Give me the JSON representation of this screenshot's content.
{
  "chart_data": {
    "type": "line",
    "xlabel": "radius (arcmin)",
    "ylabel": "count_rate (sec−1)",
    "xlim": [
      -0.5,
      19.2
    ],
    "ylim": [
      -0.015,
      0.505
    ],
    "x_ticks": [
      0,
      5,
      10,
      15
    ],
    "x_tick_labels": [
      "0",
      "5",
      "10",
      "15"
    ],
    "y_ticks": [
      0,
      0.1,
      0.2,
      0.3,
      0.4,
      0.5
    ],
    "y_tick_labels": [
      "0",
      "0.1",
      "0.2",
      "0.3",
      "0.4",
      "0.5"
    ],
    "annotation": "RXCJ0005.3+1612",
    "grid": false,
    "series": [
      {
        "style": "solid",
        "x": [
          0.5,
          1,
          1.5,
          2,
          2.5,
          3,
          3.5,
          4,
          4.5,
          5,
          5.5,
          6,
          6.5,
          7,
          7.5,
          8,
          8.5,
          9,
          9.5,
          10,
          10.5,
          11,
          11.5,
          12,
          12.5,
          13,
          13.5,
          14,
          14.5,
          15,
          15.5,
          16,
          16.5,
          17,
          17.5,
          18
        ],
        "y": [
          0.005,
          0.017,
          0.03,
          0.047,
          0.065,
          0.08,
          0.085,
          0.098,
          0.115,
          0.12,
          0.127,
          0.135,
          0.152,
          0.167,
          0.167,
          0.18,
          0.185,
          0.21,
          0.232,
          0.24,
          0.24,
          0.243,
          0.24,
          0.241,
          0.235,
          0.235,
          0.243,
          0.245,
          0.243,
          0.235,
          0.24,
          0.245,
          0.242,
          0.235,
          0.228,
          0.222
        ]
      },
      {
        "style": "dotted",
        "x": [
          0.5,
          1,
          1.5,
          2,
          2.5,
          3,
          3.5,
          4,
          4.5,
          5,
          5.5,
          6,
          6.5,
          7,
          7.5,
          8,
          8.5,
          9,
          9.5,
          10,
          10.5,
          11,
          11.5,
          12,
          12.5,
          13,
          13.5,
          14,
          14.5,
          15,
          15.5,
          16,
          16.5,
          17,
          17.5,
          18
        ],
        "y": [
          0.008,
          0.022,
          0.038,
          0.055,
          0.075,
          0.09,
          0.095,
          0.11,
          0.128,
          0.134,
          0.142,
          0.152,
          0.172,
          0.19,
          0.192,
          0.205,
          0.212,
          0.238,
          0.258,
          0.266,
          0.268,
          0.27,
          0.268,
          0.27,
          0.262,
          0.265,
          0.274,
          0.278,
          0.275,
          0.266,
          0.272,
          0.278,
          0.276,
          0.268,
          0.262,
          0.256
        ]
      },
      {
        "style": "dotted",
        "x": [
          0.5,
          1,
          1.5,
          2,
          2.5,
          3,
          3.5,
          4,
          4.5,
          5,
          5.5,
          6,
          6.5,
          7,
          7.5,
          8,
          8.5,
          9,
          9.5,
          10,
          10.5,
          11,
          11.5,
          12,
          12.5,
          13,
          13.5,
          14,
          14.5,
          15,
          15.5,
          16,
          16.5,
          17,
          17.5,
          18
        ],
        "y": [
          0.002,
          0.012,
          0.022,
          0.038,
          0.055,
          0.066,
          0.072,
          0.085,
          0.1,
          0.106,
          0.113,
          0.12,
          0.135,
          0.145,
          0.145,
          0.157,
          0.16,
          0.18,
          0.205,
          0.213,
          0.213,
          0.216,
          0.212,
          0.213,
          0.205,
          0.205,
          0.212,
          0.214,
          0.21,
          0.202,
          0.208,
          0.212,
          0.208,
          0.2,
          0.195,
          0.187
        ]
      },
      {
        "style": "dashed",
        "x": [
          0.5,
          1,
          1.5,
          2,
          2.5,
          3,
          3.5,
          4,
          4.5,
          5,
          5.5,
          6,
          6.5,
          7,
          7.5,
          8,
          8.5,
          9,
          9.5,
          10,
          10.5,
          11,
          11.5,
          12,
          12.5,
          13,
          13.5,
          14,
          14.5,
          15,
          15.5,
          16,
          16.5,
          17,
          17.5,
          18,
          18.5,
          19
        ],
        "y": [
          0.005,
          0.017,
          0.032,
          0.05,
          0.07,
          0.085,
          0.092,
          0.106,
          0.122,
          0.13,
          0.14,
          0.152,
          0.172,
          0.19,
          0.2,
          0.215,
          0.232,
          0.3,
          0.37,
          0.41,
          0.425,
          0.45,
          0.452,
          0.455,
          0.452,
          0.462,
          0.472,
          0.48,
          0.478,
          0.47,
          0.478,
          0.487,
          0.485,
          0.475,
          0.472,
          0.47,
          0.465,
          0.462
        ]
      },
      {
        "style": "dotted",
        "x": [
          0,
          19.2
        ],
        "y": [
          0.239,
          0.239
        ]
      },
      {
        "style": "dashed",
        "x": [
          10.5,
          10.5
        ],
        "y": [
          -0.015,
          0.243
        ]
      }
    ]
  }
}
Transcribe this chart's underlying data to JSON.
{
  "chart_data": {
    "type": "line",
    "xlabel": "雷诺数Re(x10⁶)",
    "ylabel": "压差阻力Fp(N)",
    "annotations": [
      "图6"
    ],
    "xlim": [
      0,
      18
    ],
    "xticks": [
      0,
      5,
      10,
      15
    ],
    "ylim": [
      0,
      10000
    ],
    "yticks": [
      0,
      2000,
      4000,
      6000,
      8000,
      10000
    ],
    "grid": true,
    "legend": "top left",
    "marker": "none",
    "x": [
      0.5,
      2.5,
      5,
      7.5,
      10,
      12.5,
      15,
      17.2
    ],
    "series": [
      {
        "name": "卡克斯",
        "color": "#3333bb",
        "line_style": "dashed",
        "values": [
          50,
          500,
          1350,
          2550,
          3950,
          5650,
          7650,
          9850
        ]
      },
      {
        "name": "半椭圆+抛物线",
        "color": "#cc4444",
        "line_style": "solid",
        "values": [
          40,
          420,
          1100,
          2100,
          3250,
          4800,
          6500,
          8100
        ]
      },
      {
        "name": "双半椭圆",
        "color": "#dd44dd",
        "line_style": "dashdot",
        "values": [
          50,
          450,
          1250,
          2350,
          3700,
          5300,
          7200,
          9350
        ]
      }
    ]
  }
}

**Stated goal**. Copy the material above verbatim.

**Answer**.
Give me the JSON representation of this screenshot's content.
{
  "chart_data": {
    "type": "line",
    "xlabel": "radius (arcmin)",
    "ylabel": "count_rate (sec−1)",
    "xlim": [
      -0.5,
      19.2
    ],
    "ylim": [
      -0.015,
      0.505
    ],
    "x_ticks": [
      0,
      5,
      10,
      15
    ],
    "x_tick_labels": [
      "0",
      "5",
      "10",
      "15"
    ],
    "y_ticks": [
      0,
      0.1,
      0.2,
      0.3,
      0.4,
      0.5
    ],
    "y_tick_labels": [
      "0",
      "0.1",
      "0.2",
      "0.3",
      "0.4",
      "0.5"
    ],
    "annotation": "RXCJ0005.3+1612",
    "grid": false,
    "series": [
      {
        "style": "solid",
        "x": [
          0.5,
          1,
          1.5,
          2,
          2.5,
          3,
          3.5,
          4,
          4.5,
          5,
          5.5,
          6,
          6.5,
          7,
          7.5,
          8,
          8.5,
          9,
          9.5,
          10,
          10.5,
          11,
          11.5,
          12,
          12.5,
          13,
          13.5,
          14,
          14.5,
          15,
          15.5,
          16,
          16.5,
          17,
          17.5,
          18
        ],
        "y": [
          0.005,
          0.017,
          0.03,
          0.047,
          0.065,
          0.08,
          0.085,
          0.098,
          0.115,
          0.12,
          0.127,
          0.135,
          0.152,
          0.167,
          0.167,
          0.18,
          0.185,
          0.21,
          0.232,
          0.24,
          0.24,
          0.243,
          0.24,
          0.241,
          0.235,
          0.235,
          0.243,
          0.245,
          0.243,
          0.235,
          0.24,
          0.245,
          0.242,
          0.235,
          0.228,
          0.222
        ]
      },
      {
        "style": "dotted",
        "x": [
          0.5,
          1,
          1.5,
          2,
          2.5,
          3,
          3.5,
          4,
          4.5,
          5,
          5.5,
          6,
          6.5,
          7,
          7.5,
          8,
          8.5,
          9,
          9.5,
          10,
          10.5,
          11,
          11.5,
          12,
          12.5,
          13,
          13.5,
          14,
          14.5,
          15,
          15.5,
          16,
          16.5,
          17,
          17.5,
          18
        ],
        "y": [
          0.008,
          0.022,
          0.038,
          0.055,
          0.075,
          0.09,
          0.095,
          0.11,
          0.128,
          0.134,
          0.142,
          0.152,
          0.172,
          0.19,
          0.192,
          0.205,
          0.212,
          0.238,
          0.258,
          0.266,
          0.268,
          0.27,
          0.268,
          0.27,
          0.262,
          0.265,
          0.274,
          0.278,
          0.275,
          0.266,
          0.272,
          0.278,
          0.276,
          0.268,
          0.262,
          0.256
        ]
      },
      {
        "style": "dotted",
        "x": [
          0.5,
          1,
          1.5,
          2,
          2.5,
          3,
          3.5,
          4,
          4.5,
          5,
          5.5,
          6,
          6.5,
          7,
          7.5,
          8,
          8.5,
          9,
          9.5,
          10,
          10.5,
          11,
          11.5,
          12,
          12.5,
          13,
          13.5,
          14,
          14.5,
          15,
          15.5,
          16,
          16.5,
          17,
          17.5,
          18
        ],
        "y": [
          0.002,
          0.012,
          0.022,
          0.038,
          0.055,
          0.066,
          0.072,
          0.085,
          0.1,
          0.106,
          0.113,
          0.12,
          0.135,
          0.145,
          0.145,
          0.157,
          0.16,
          0.18,
          0.205,
          0.213,
          0.213,
          0.216,
          0.212,
          0.213,
          0.205,
          0.205,
          0.212,
          0.214,
          0.21,
          0.202,
          0.208,
          0.212,
          0.208,
          0.2,
          0.195,
          0.187
        ]
      },
      {
        "style": "dashed",
        "x": [
          0.5,
          1,
          1.5,
          2,
          2.5,
          3,
          3.5,
          4,
          4.5,
          5,
          5.5,
          6,
          6.5,
          7,
          7.5,
          8,
          8.5,
          9,
          9.5,
          10,
          10.5,
          11,
          11.5,
          12,
          12.5,
          13,
          13.5,
          14,
          14.5,
          15,
          15.5,
          16,
          16.5,
          17,
          17.5,
          18,
          18.5,
          19
        ],
        "y": [
          0.005,
          0.017,
          0.032,
          0.05,
          0.07,
          0.085,
          0.092,
          0.106,
          0.122,
          0.13,
          0.14,
          0.152,
          0.172,
          0.19,
          0.2,
          0.215,
          0.232,
          0.3,
          0.37,
          0.41,
          0.425,
          0.45,
          0.452,
          0.455,
          0.452,
          0.462,
          0.472,
          0.48,
          0.478,
          0.47,
          0.478,
          0.487,
          0.485,
          0.475,
          0.472,
          0.47,
          0.465,
          0.462
        ]
      },
      {
        "style": "dotted",
        "x": [
          0,
          19.2
        ],
        "y": [
          0.239,
          0.239
        ]
      },
      {
        "style": "dashed",
        "x": [
          10.5,
          10.5
        ],
        "y": [
          -0.015,
          0.243
        ]
      }
    ]
  }
}
Transcribe this chart's underlying data to JSON.
{
  "chart_data": {
    "type": "line",
    "xlabel": "雷诺数Re(x10⁶)",
    "ylabel": "压差阻力Fp(N)",
    "annotations": [
      "图6"
    ],
    "xlim": [
      0,
      18
    ],
    "xticks": [
      0,
      5,
      10,
      15
    ],
    "ylim": [
      0,
      10000
    ],
    "yticks": [
      0,
      2000,
      4000,
      6000,
      8000,
      10000
    ],
    "grid": true,
    "legend": "top left",
    "marker": "none",
    "x": [
      0.5,
      2.5,
      5,
      7.5,
      10,
      12.5,
      15,
      17.2
    ],
    "series": [
      {
        "name": "卡克斯",
        "color": "#3333bb",
        "line_style": "dashed",
        "values": [
          50,
          500,
          1350,
          2550,
          3950,
          5650,
          7650,
          9850
        ]
      },
      {
        "name": "半椭圆+抛物线",
        "color": "#cc4444",
        "line_style": "solid",
        "values": [
          40,
          420,
          1100,
          2100,
          3250,
          4800,
          6500,
          8100
        ]
      },
      {
        "name": "双半椭圆",
        "color": "#dd44dd",
        "line_style": "dashdot",
        "values": [
          50,
          450,
          1250,
          2350,
          3700,
          5300,
          7200,
          9350
        ]
      }
    ]
  }
}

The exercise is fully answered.